What is asked: Lines containing the string "西溪湿地文化底蕴深厚" are to be collected in full.
## BEGIN
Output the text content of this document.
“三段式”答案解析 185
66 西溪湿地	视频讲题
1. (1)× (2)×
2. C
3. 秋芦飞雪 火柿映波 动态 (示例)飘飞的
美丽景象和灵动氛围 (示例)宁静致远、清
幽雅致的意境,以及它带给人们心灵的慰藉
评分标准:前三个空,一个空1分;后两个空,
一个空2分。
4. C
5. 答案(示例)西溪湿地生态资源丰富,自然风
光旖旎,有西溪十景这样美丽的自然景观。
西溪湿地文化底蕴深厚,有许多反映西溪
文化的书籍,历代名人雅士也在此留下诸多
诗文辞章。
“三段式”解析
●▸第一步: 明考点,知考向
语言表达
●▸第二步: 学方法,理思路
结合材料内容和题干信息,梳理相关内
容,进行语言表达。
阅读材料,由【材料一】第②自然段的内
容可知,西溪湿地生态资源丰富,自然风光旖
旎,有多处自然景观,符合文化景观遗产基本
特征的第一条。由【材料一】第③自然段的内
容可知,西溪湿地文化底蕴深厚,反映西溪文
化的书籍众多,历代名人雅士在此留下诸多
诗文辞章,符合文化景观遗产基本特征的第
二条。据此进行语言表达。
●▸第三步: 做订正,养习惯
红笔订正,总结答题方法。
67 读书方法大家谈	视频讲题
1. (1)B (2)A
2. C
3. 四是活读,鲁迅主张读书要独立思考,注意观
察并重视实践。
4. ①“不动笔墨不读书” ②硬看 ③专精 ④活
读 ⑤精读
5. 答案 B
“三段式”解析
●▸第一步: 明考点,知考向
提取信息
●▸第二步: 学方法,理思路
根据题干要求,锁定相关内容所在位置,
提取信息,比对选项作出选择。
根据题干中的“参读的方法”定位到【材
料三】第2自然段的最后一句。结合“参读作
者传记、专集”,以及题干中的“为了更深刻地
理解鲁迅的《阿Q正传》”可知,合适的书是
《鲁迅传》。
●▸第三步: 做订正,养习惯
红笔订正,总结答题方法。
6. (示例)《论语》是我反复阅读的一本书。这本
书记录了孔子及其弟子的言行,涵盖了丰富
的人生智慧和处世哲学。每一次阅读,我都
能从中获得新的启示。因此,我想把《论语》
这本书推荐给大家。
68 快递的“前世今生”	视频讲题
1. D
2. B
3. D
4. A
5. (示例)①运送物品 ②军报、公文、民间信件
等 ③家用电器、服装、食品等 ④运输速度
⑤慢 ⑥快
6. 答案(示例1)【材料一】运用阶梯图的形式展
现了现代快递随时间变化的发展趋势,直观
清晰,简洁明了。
## END
Output of the task:
西溪湿地文化底蕴深厚,有许多反映西溪
容可知,西溪湿地文化底蕴深厚,反映西溪文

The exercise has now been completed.